> **The request**:
Below are some records. How many of their lines contain the string "wird"? Give the number only.
--- Start ---
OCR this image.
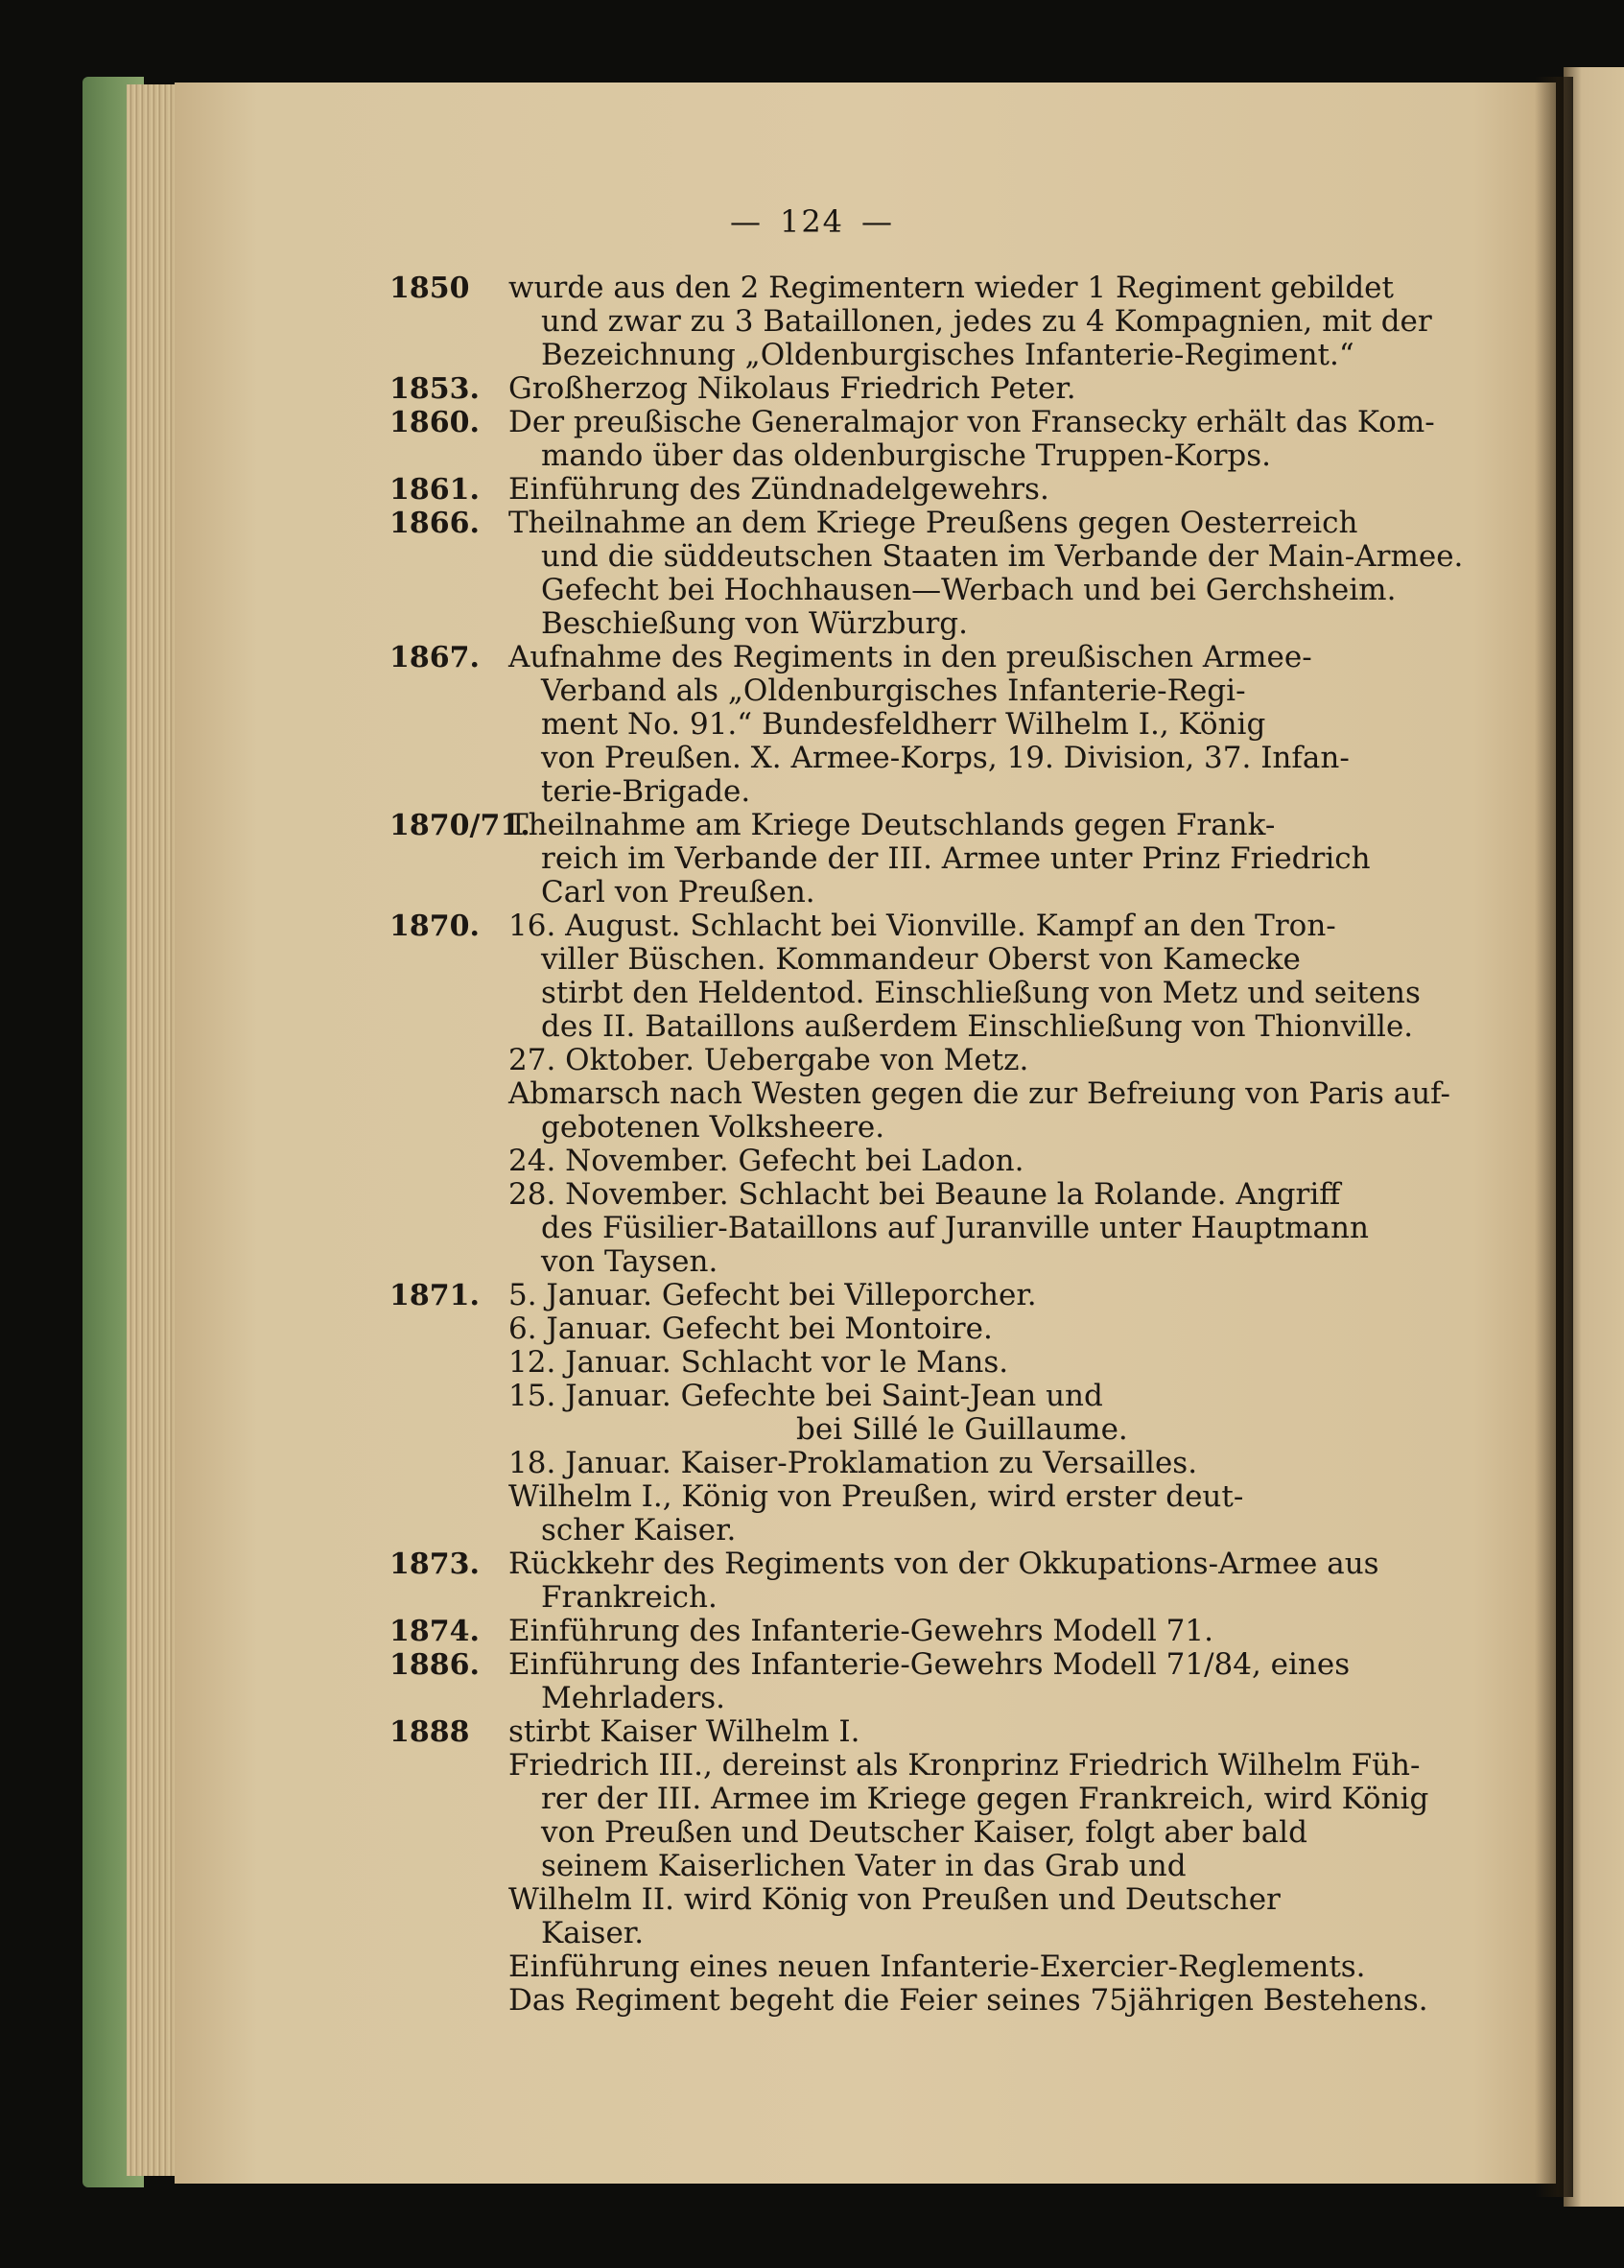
— 124 —
1850 wurde aus den 2 Regimentern wieder 1 Regiment gebildet
und zwar zu 3 Bataillonen, jedes zu 4 Kompagnien, mit der
Bezeichnung „Oldenburgisches Infanterie-Regiment.“
1853. Großherzog Nikolaus Friedrich Peter.
1860. Der preußische Generalmajor von Fransecky erhält das Kom-
mando über das oldenburgische Truppen-Korps.
1861. Einführung des Zündnadelgewehrs.
1866. Theilnahme an dem Kriege Preußens gegen Oesterreich
und die süddeutschen Staaten im Verbande der Main-Armee.
Gefecht bei Hochhausen—Werbach und bei Gerchsheim.
Beschießung von Würzburg.
1867. Aufnahme des Regiments in den preußischen Armee-
Verband als „Oldenburgisches Infanterie-Regi-
ment No. 91.“ Bundesfeldherr Wilhelm I., König
von Preußen. X. Armee-Korps, 19. Division, 37. Infan-
terie-Brigade.
1870/71.
Theilnahme am Kriege Deutschlands gegen Frank-
reich im Verbande der III. Armee unter Prinz Friedrich
Carl von Preußen.
1870. 16. August. Schlacht bei Vionville. Kampf an den Tron-
viller Büschen. Kommandeur Oberst von Kamecke
stirbt den Heldentod. Einschließung von Metz und seitens
des II. Bataillons außerdem Einschließung von Thionville.
27. Oktober. Uebergabe von Metz.
Abmarsch nach Westen gegen die zur Befreiung von Paris auf-
gebotenen Volksheere.
24. November. Gefecht bei Ladon.
28. November. Schlacht bei Beaune la Rolande. Angriff
des Füsilier-Bataillons auf Juranville unter Hauptmann
von Taysen.
1871. 5. Januar. Gefecht bei Villeporcher.
6. Januar. Gefecht bei Montoire.
12. Januar. Schlacht vor le Mans.
15. Januar. Gefechte bei Saint-Jean und
bei Sillé le Guillaume.
18. Januar. Kaiser-Proklamation zu Versailles.
Wilhelm I., König von Preußen, wird erster deut-
scher Kaiser.
1873. Rückkehr des Regiments von der Okkupations-Armee aus
Frankreich.
1874. Einführung des Infanterie-Gewehrs Modell 71.
1886. Einführung des Infanterie-Gewehrs Modell 71/84, eines
Mehrladers.
1888 stirbt Kaiser Wilhelm I.
Friedrich III., dereinst als Kronprinz Friedrich Wilhelm Füh-
rer der III. Armee im Kriege gegen Frankreich, wird König
von Preußen und Deutscher Kaiser, folgt aber bald
seinem Kaiserlichen Vater in das Grab und
Wilhelm II. wird König von Preußen und Deutscher
Kaiser.
Einführung eines neuen Infanterie-Exercier-Reglements.
Das Regiment begeht die Feier seines 75jährigen Bestehens.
--- End ---
> **Task answer**:
3